YOUR TASK:
Copy every line from the material below that holds "text".

==== THE RECORDS ====

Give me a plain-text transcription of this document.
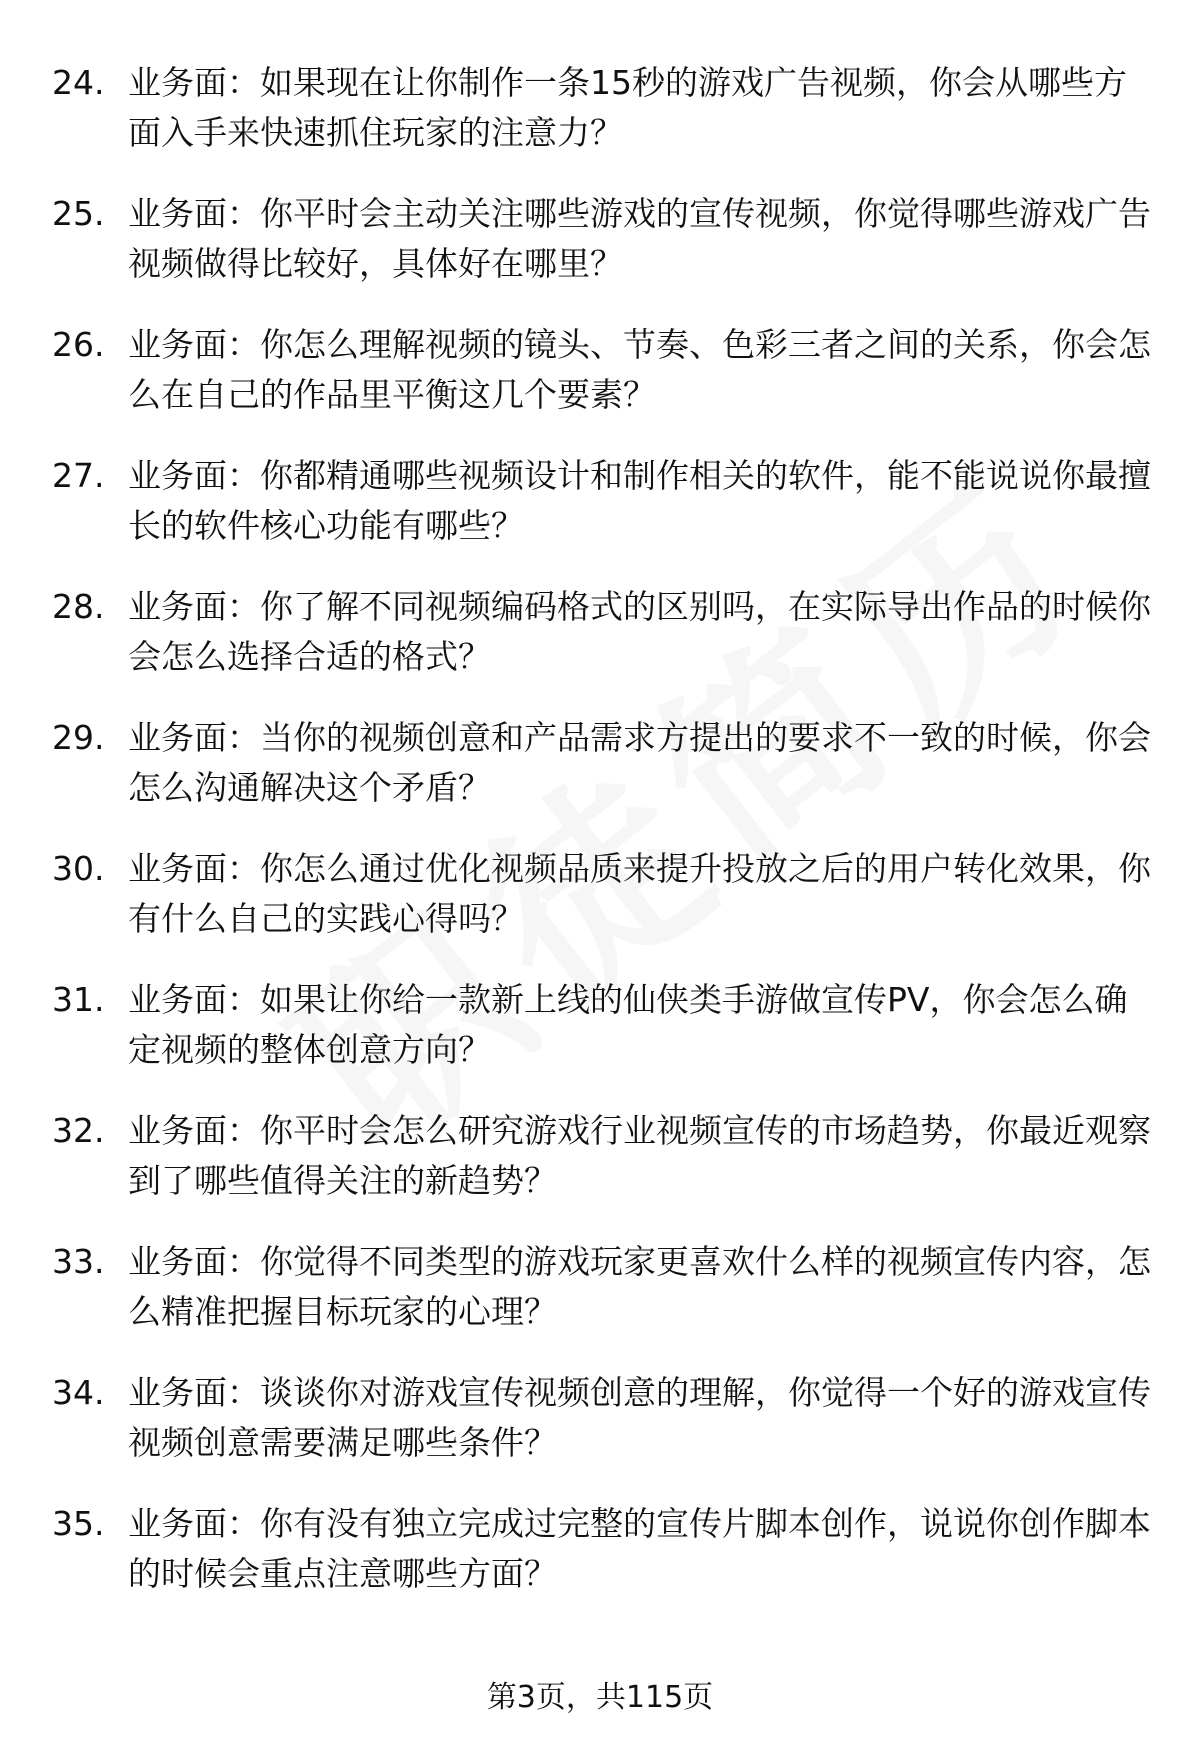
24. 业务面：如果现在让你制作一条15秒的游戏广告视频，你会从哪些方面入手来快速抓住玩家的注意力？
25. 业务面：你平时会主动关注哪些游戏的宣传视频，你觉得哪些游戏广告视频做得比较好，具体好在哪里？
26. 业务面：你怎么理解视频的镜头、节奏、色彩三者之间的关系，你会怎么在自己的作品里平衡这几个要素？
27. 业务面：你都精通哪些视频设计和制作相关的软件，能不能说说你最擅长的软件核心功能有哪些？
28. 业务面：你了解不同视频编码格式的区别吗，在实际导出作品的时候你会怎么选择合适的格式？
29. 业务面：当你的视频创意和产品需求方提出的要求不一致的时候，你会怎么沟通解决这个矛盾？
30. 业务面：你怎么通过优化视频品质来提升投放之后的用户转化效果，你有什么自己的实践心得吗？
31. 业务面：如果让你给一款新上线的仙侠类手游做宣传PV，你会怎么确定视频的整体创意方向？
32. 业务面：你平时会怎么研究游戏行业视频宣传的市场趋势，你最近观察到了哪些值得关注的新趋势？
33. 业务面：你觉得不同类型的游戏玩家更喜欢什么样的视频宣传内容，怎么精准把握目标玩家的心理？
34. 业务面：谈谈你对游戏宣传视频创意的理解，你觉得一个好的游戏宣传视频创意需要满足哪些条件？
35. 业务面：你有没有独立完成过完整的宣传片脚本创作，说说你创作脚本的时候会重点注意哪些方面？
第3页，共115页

====
==== THE RECORDS ====

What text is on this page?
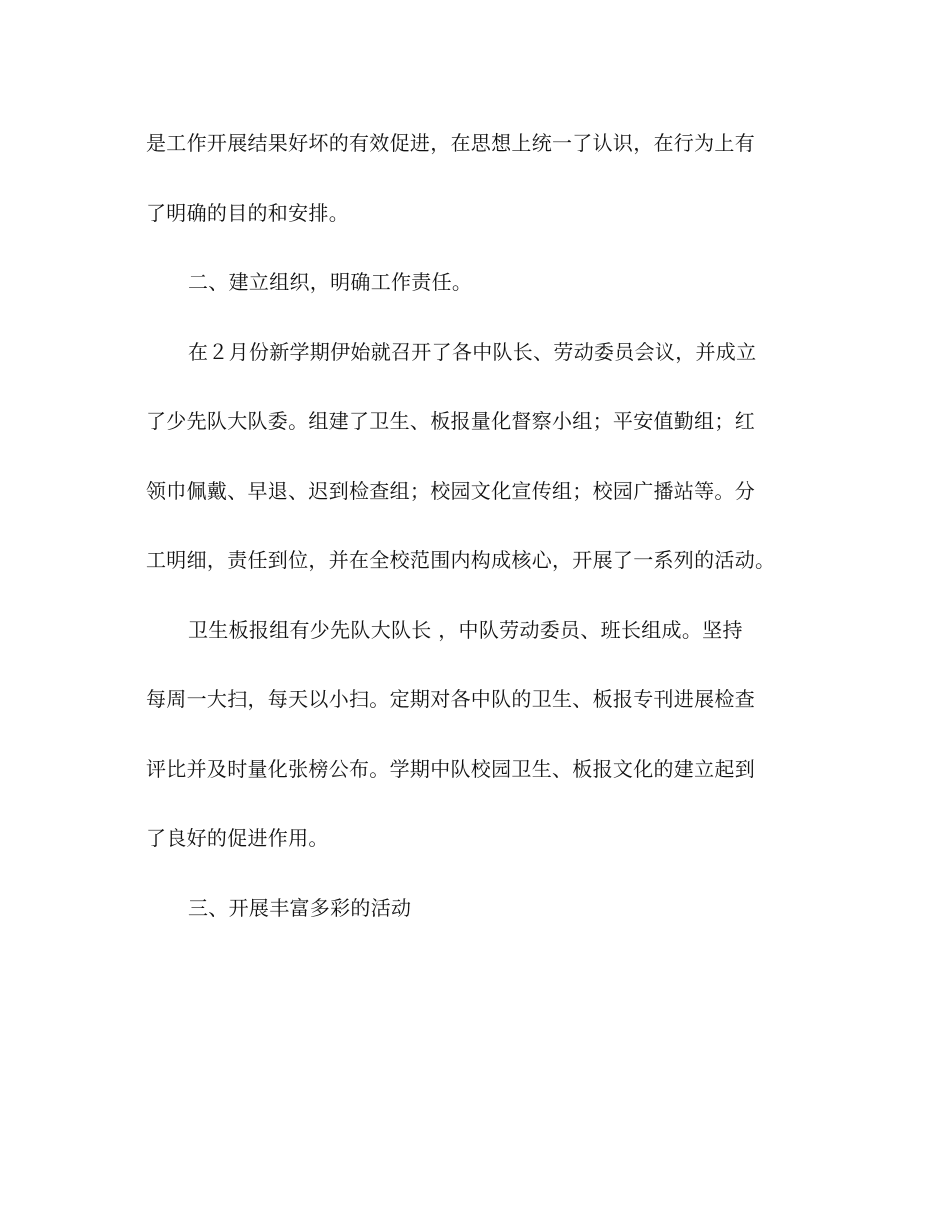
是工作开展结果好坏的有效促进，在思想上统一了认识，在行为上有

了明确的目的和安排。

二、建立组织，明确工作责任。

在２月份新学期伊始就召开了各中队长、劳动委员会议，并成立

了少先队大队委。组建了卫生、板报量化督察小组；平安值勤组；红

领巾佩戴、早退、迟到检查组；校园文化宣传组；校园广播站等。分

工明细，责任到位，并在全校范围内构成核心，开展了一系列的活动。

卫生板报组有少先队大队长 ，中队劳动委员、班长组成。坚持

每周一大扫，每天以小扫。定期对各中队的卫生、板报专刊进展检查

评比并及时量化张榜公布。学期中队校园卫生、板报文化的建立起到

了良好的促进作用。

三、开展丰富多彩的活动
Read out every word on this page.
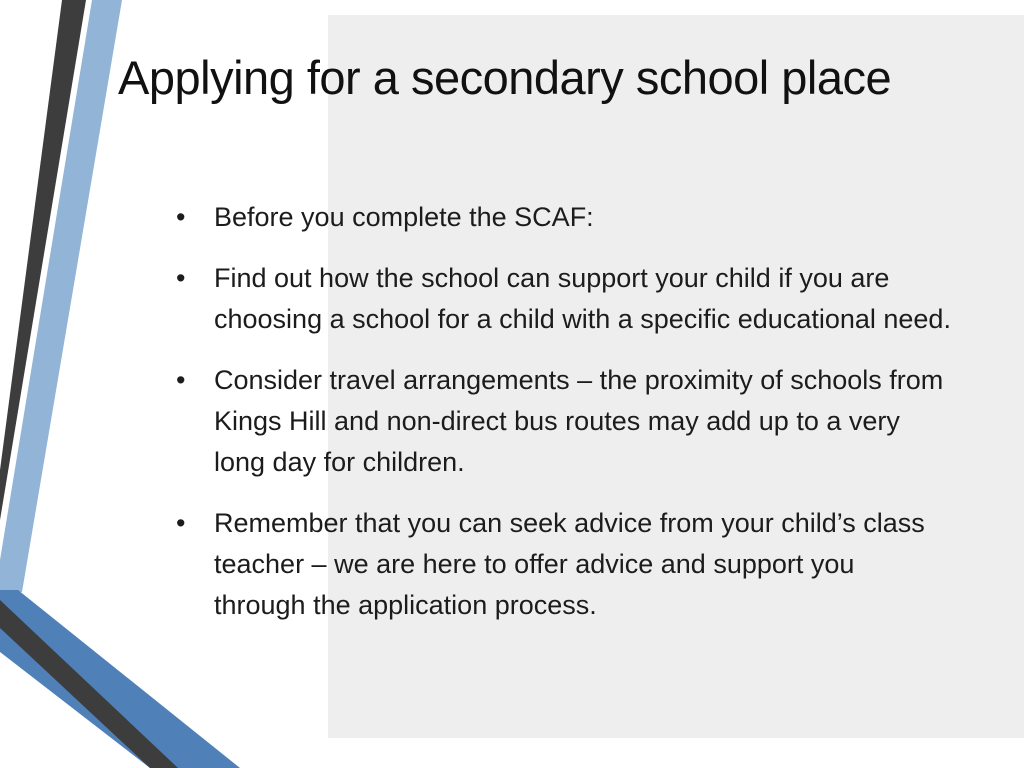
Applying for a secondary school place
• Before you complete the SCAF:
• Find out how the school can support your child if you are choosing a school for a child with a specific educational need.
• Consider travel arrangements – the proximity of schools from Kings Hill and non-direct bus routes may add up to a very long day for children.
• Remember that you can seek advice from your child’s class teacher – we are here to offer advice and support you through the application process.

====
==== THE RECORDS ====

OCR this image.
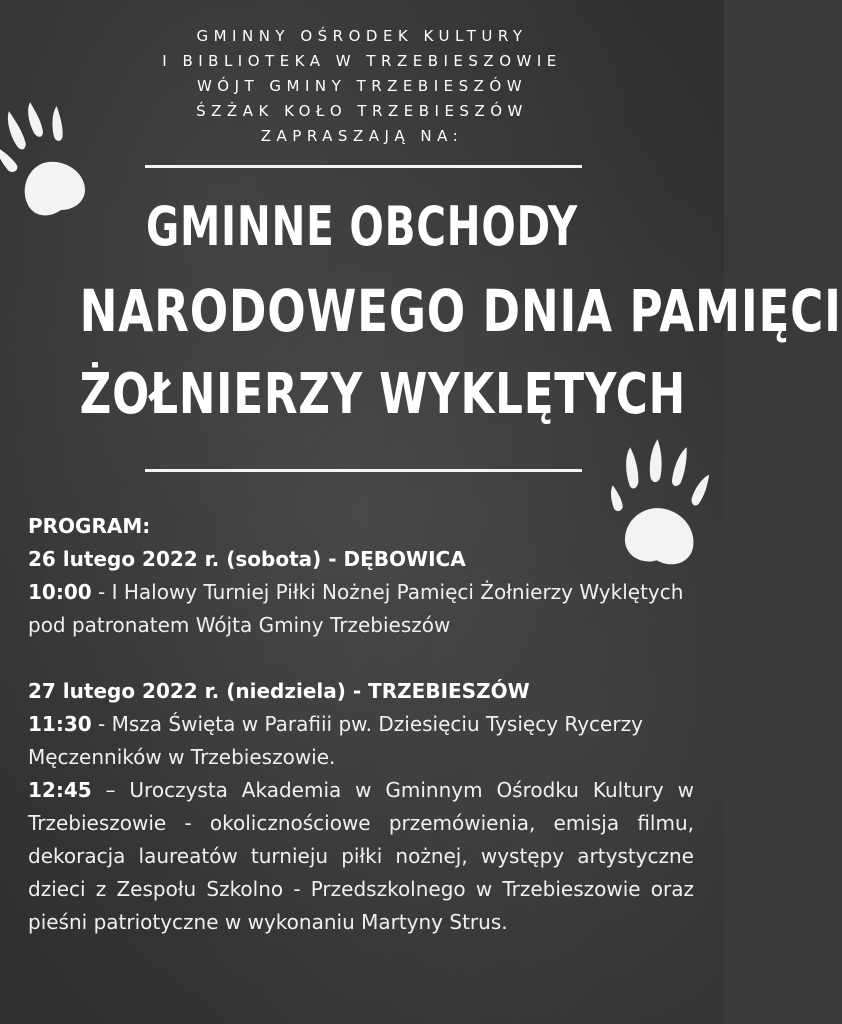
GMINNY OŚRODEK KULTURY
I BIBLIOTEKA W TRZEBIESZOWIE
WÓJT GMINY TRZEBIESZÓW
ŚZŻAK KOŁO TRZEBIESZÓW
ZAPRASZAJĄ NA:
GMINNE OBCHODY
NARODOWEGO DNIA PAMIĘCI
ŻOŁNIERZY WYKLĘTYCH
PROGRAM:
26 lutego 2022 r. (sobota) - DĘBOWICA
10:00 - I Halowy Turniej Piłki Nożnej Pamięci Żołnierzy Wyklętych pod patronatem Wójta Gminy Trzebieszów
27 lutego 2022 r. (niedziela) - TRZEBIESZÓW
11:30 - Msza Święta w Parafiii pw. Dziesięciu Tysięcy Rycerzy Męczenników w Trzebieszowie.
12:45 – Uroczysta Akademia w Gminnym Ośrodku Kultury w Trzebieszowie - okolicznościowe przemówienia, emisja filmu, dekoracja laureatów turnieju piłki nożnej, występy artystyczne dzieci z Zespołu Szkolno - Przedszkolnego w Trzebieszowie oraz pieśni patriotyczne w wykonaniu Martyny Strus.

====

OUTPUT BELOW:
Give me a plain-text transcription of this document.
What text is on this page?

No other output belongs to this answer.